Instructions to follow: Images appear in the records below; leave them out and repeat everything else exactly.

_ _ _ _ _ _ _

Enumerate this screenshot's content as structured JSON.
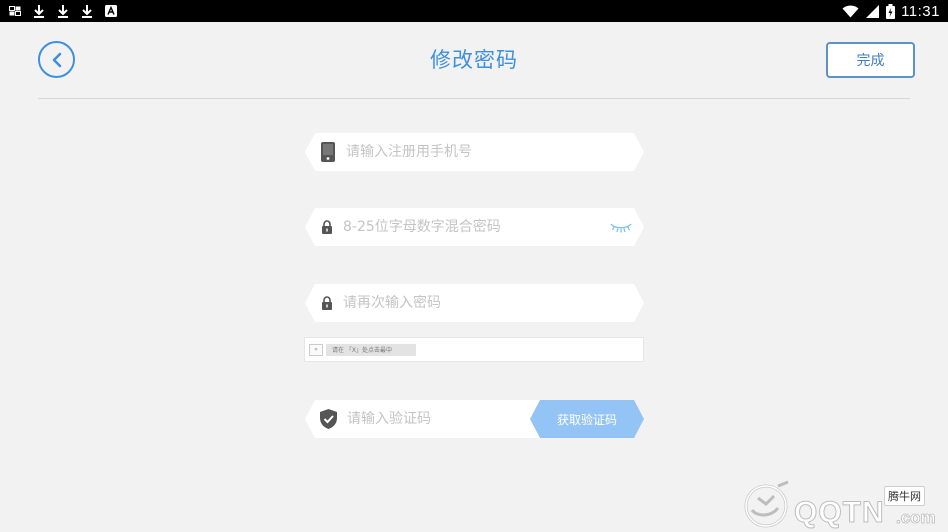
{
  "status_bar": {
    "time": "11:31",
    "left_icons": [
      "gallery-icon",
      "download-icon",
      "download-icon",
      "download-icon",
      "app-icon"
    ],
    "right_icons": [
      "wifi-icon",
      "signal-icon",
      "battery-icon"
    ]
  },
  "header": {
    "title": "修改密码",
    "done_label": "完成",
    "accent_color": "#3d8fe0"
  },
  "form": {
    "phone_placeholder": "请输入注册用手机号",
    "password_placeholder": "8-25位字母数字混合密码",
    "confirm_placeholder": "请再次输入密码",
    "captcha_hint": "请在   「X」处点击最中",
    "code_placeholder": "请输入验证码",
    "get_code_label": "获取验证码",
    "get_code_color": "#94c4f5"
  },
  "watermark": {
    "badge": "腾牛网",
    "brand": "QQTN",
    "suffix": ".com"
  }
}
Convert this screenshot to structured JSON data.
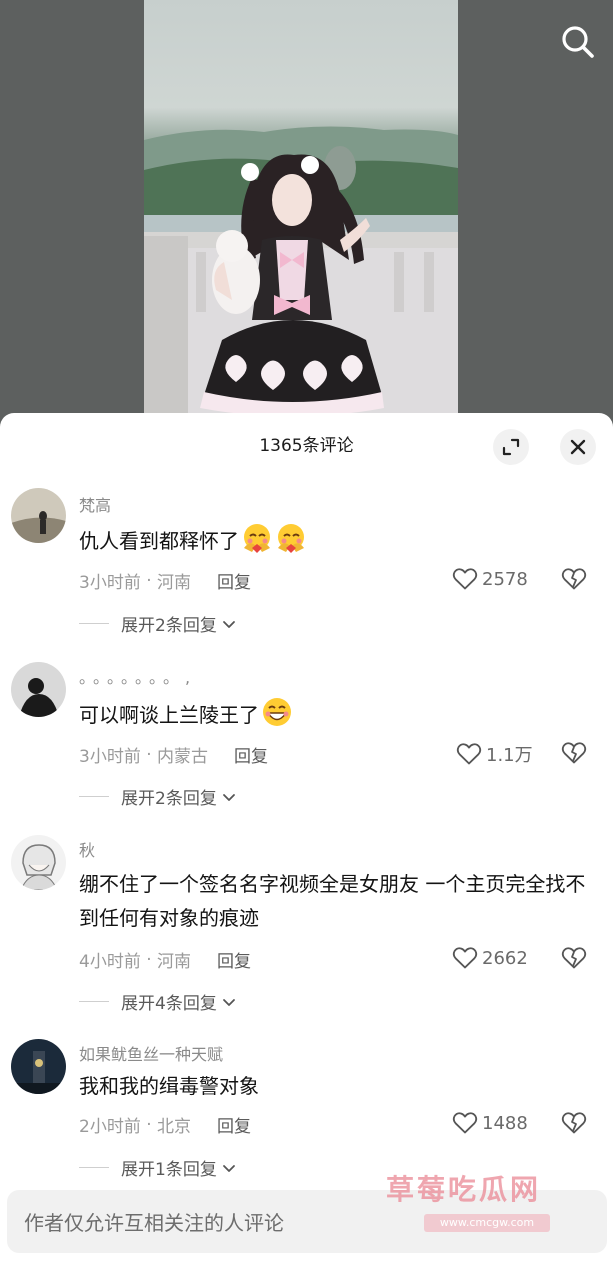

_ _ _ _ _ _ _

Complete output:
Enumerate this screenshot's content as structured JSON.
{
  "status_bar": {
    "time": "11:31",
    "left_icons": [
      "gallery-icon",
      "download-icon",
      "download-icon",
      "download-icon",
      "app-icon"
    ],
    "right_icons": [
      "wifi-icon",
      "signal-icon",
      "battery-icon"
    ]
  },
  "header": {
    "title": "修改密码",
    "done_label": "完成",
    "accent_color": "#3d8fe0"
  },
  "form": {
    "phone_placeholder": "请输入注册用手机号",
    "password_placeholder": "8-25位字母数字混合密码",
    "confirm_placeholder": "请再次输入密码",
    "captcha_hint": "请在   「X」处点击最中",
    "code_placeholder": "请输入验证码",
    "get_code_label": "获取验证码",
    "get_code_color": "#94c4f5"
  },
  "watermark": {
    "badge": "腾牛网",
    "brand": "QQTN",
    "suffix": ".com"
  }
}
Convert this screenshot to structured JSON data.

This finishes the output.